[Saved entries]
....
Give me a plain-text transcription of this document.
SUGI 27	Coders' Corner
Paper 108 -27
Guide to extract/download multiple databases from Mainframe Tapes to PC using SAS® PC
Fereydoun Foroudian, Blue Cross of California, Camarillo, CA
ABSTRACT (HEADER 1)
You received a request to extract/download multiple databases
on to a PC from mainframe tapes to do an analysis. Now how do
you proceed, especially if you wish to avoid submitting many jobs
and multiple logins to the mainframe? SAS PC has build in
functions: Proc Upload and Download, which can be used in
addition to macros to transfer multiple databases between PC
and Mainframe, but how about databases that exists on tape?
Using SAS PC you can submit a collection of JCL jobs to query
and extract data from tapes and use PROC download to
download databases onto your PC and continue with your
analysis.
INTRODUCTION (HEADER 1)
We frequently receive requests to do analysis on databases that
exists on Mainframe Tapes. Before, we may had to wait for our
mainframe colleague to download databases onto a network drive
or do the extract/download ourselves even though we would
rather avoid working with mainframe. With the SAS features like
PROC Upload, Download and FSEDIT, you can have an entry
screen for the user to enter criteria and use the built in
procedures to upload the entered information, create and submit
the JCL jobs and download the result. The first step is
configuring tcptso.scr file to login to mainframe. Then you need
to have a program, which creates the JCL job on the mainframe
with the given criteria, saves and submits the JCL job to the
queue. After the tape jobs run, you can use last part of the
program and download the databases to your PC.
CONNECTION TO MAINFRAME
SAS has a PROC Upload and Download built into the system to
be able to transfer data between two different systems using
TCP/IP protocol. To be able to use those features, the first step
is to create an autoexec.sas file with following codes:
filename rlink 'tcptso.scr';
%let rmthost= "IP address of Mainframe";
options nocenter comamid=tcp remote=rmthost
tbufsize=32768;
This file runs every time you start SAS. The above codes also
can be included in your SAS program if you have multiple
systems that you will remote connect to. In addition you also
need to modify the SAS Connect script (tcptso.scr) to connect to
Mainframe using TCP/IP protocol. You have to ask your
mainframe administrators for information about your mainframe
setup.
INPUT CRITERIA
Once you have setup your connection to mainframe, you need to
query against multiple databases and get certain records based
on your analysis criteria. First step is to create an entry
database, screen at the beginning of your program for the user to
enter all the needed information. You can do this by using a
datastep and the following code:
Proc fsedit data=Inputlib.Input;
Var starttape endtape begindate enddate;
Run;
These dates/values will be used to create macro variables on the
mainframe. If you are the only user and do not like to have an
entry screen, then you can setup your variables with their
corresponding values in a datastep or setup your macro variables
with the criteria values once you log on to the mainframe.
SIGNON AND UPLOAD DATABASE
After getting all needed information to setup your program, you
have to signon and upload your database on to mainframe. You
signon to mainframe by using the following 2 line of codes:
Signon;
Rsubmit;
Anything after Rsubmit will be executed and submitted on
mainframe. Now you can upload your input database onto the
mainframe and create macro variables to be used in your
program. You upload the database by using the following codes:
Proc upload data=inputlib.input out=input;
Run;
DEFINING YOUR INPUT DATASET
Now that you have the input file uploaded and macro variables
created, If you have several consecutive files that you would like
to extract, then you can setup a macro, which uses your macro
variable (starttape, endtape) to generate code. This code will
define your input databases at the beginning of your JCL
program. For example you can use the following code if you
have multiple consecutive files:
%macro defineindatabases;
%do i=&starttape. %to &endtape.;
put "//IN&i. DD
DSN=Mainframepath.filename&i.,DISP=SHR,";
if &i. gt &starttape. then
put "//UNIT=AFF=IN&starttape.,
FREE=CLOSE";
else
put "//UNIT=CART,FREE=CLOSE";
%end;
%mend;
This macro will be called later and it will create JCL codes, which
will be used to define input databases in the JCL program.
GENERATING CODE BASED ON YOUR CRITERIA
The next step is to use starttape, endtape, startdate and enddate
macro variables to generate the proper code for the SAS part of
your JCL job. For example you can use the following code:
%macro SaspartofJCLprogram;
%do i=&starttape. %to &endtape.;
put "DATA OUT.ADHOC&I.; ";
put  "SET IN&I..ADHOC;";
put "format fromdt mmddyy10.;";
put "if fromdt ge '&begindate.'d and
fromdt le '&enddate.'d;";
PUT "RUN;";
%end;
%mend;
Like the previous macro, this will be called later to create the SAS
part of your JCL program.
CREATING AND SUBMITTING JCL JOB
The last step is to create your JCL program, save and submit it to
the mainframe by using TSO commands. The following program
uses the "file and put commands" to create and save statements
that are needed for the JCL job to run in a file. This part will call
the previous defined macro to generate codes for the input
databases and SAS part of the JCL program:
....
**Work to be completed**
Repeat each record exactly. Omit nothing.

**Exercise answer**
Give me a plain-text transcription of this document.
SUGI 27	Coders' Corner
Paper 108 -27
Guide to extract/download multiple databases from Mainframe Tapes to PC using SAS® PC
Fereydoun Foroudian, Blue Cross of California, Camarillo, CA
ABSTRACT (HEADER 1)
You received a request to extract/download multiple databases
on to a PC from mainframe tapes to do an analysis. Now how do
you proceed, especially if you wish to avoid submitting many jobs
and multiple logins to the mainframe? SAS PC has build in
functions: Proc Upload and Download, which can be used in
addition to macros to transfer multiple databases between PC
and Mainframe, but how about databases that exists on tape?
Using SAS PC you can submit a collection of JCL jobs to query
and extract data from tapes and use PROC download to
download databases onto your PC and continue with your
analysis.
INTRODUCTION (HEADER 1)
We frequently receive requests to do analysis on databases that
exists on Mainframe Tapes. Before, we may had to wait for our
mainframe colleague to download databases onto a network drive
or do the extract/download ourselves even though we would
rather avoid working with mainframe. With the SAS features like
PROC Upload, Download and FSEDIT, you can have an entry
screen for the user to enter criteria and use the built in
procedures to upload the entered information, create and submit
the JCL jobs and download the result. The first step is
configuring tcptso.scr file to login to mainframe. Then you need
to have a program, which creates the JCL job on the mainframe
with the given criteria, saves and submits the JCL job to the
queue. After the tape jobs run, you can use last part of the
program and download the databases to your PC.
CONNECTION TO MAINFRAME
SAS has a PROC Upload and Download built into the system to
be able to transfer data between two different systems using
TCP/IP protocol. To be able to use those features, the first step
is to create an autoexec.sas file with following codes:
filename rlink 'tcptso.scr';
%let rmthost= "IP address of Mainframe";
options nocenter comamid=tcp remote=rmthost
tbufsize=32768;
This file runs every time you start SAS. The above codes also
can be included in your SAS program if you have multiple
systems that you will remote connect to. In addition you also
need to modify the SAS Connect script (tcptso.scr) to connect to
Mainframe using TCP/IP protocol. You have to ask your
mainframe administrators for information about your mainframe
setup.
INPUT CRITERIA
Once you have setup your connection to mainframe, you need to
query against multiple databases and get certain records based
on your analysis criteria. First step is to create an entry
database, screen at the beginning of your program for the user to
enter all the needed information. You can do this by using a
datastep and the following code:
Proc fsedit data=Inputlib.Input;
Var starttape endtape begindate enddate;
Run;
These dates/values will be used to create macro variables on the
mainframe. If you are the only user and do not like to have an
entry screen, then you can setup your variables with their
corresponding values in a datastep or setup your macro variables
with the criteria values once you log on to the mainframe.
SIGNON AND UPLOAD DATABASE
After getting all needed information to setup your program, you
have to signon and upload your database on to mainframe. You
signon to mainframe by using the following 2 line of codes:
Signon;
Rsubmit;
Anything after Rsubmit will be executed and submitted on
mainframe. Now you can upload your input database onto the
mainframe and create macro variables to be used in your
program. You upload the database by using the following codes:
Proc upload data=inputlib.input out=input;
Run;
DEFINING YOUR INPUT DATASET
Now that you have the input file uploaded and macro variables
created, If you have several consecutive files that you would like
to extract, then you can setup a macro, which uses your macro
variable (starttape, endtape) to generate code. This code will
define your input databases at the beginning of your JCL
program. For example you can use the following code if you
have multiple consecutive files:
%macro defineindatabases;
%do i=&starttape. %to &endtape.;
put "//IN&i. DD
DSN=Mainframepath.filename&i.,DISP=SHR,";
if &i. gt &starttape. then
put "//UNIT=AFF=IN&starttape.,
FREE=CLOSE";
else
put "//UNIT=CART,FREE=CLOSE";
%end;
%mend;
This macro will be called later and it will create JCL codes, which
will be used to define input databases in the JCL program.
GENERATING CODE BASED ON YOUR CRITERIA
The next step is to use starttape, endtape, startdate and enddate
macro variables to generate the proper code for the SAS part of
your JCL job. For example you can use the following code:
%macro SaspartofJCLprogram;
%do i=&starttape. %to &endtape.;
put "DATA OUT.ADHOC&I.; ";
put  "SET IN&I..ADHOC;";
put "format fromdt mmddyy10.;";
put "if fromdt ge '&begindate.'d and
fromdt le '&enddate.'d;";
PUT "RUN;";
%end;
%mend;
Like the previous macro, this will be called later to create the SAS
part of your JCL program.
CREATING AND SUBMITTING JCL JOB
The last step is to create your JCL program, save and submit it to
the mainframe by using TSO commands. The following program
uses the "file and put commands" to create and save statements
that are needed for the JCL job to run in a file. This part will call
the previous defined macro to generate codes for the input
databases and SAS part of the JCL program:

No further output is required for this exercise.